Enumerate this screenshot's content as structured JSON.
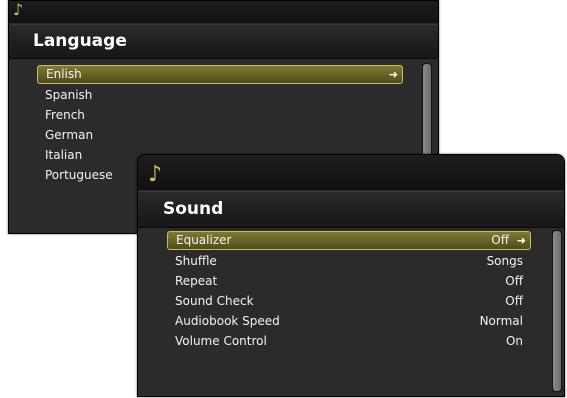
== == ==
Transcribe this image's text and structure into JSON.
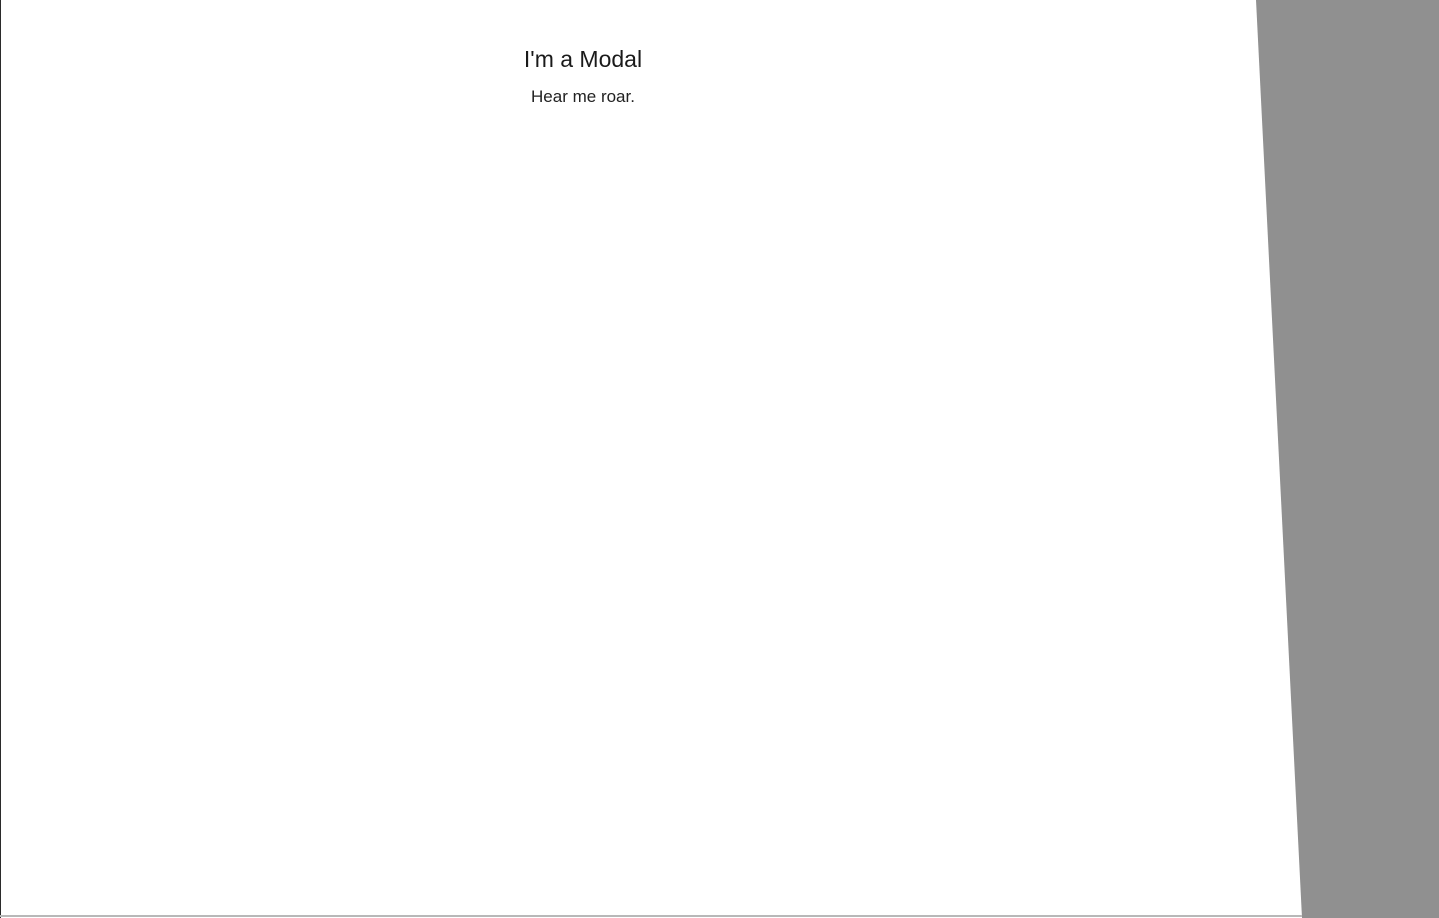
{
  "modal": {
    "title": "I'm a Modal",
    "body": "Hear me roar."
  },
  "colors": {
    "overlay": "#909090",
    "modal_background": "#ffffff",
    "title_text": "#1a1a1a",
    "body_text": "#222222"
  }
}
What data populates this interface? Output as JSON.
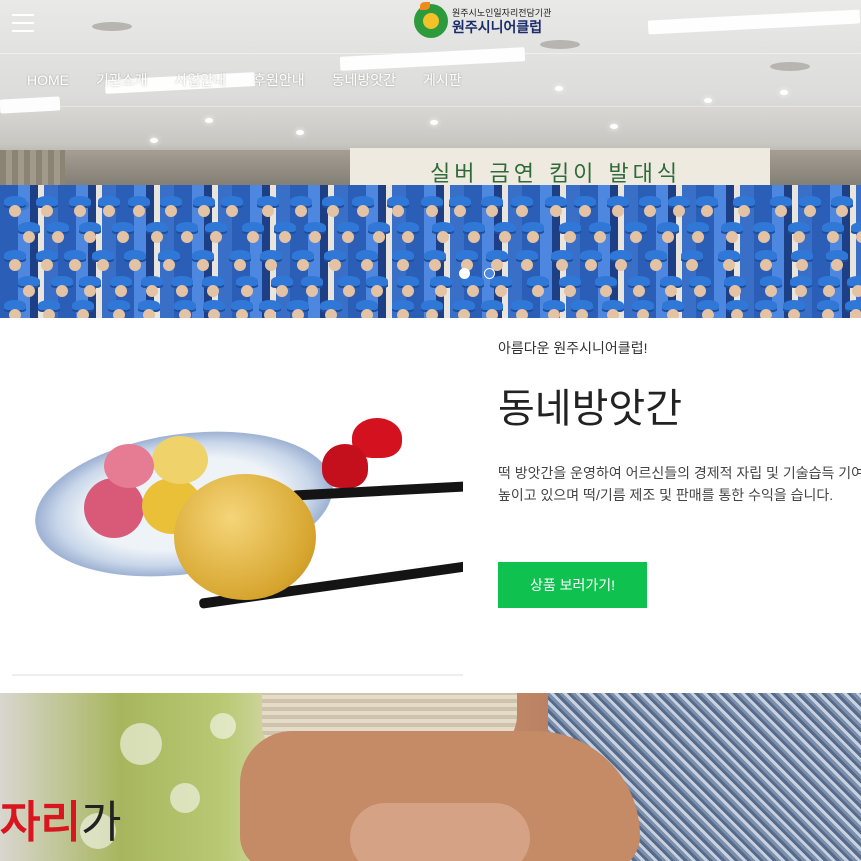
== == ==
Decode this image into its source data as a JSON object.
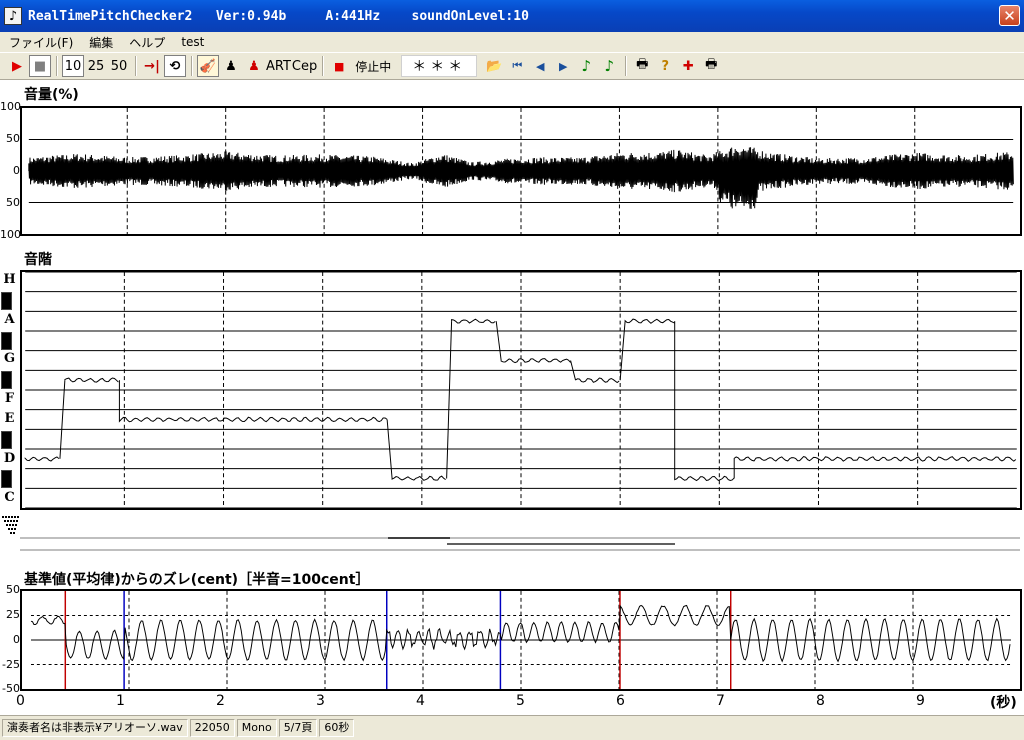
== == ==
**What is expected:** Return only the number of lines in the entries that contain the string "data".

**Correct output:** 2